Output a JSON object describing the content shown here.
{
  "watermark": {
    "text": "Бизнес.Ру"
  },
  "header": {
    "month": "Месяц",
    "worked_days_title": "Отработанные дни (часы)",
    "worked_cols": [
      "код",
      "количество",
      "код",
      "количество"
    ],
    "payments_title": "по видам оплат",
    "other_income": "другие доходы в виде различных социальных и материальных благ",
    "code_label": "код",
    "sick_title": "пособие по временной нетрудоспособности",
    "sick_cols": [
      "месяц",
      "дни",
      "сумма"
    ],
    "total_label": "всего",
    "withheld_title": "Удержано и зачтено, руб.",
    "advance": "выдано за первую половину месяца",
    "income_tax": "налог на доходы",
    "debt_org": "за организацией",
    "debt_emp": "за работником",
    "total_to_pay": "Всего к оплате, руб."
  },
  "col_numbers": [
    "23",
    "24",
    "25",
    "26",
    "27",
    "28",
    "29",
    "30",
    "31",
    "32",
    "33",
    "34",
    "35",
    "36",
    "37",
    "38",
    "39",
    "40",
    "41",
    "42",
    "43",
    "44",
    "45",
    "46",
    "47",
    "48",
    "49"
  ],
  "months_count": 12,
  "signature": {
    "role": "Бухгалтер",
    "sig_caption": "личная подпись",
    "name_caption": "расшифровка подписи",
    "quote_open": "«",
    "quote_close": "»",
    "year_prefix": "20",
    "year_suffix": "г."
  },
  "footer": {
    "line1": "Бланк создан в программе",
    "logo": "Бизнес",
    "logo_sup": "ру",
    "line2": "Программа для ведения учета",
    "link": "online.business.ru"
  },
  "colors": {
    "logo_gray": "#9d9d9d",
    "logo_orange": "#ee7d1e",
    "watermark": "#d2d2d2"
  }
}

## [Goal of the exercise]
Would you reproduce the material above in full, exactly as given?

## [Result]
Output a JSON object describing the content shown here.
{
  "watermark": {
    "text": "Бизнес.Ру"
  },
  "header": {
    "month": "Месяц",
    "worked_days_title": "Отработанные дни (часы)",
    "worked_cols": [
      "код",
      "количество",
      "код",
      "количество"
    ],
    "payments_title": "по видам оплат",
    "other_income": "другие доходы в виде различных социальных и материальных благ",
    "code_label": "код",
    "sick_title": "пособие по временной нетрудоспособности",
    "sick_cols": [
      "месяц",
      "дни",
      "сумма"
    ],
    "total_label": "всего",
    "withheld_title": "Удержано и зачтено, руб.",
    "advance": "выдано за первую половину месяца",
    "income_tax": "налог на доходы",
    "debt_org": "за организацией",
    "debt_emp": "за работником",
    "total_to_pay": "Всего к оплате, руб."
  },
  "col_numbers": [
    "23",
    "24",
    "25",
    "26",
    "27",
    "28",
    "29",
    "30",
    "31",
    "32",
    "33",
    "34",
    "35",
    "36",
    "37",
    "38",
    "39",
    "40",
    "41",
    "42",
    "43",
    "44",
    "45",
    "46",
    "47",
    "48",
    "49"
  ],
  "months_count": 12,
  "signature": {
    "role": "Бухгалтер",
    "sig_caption": "личная подпись",
    "name_caption": "расшифровка подписи",
    "quote_open": "«",
    "quote_close": "»",
    "year_prefix": "20",
    "year_suffix": "г."
  },
  "footer": {
    "line1": "Бланк создан в программе",
    "logo": "Бизнес",
    "logo_sup": "ру",
    "line2": "Программа для ведения учета",
    "link": "online.business.ru"
  },
  "colors": {
    "logo_gray": "#9d9d9d",
    "logo_orange": "#ee7d1e",
    "watermark": "#d2d2d2"
  }
}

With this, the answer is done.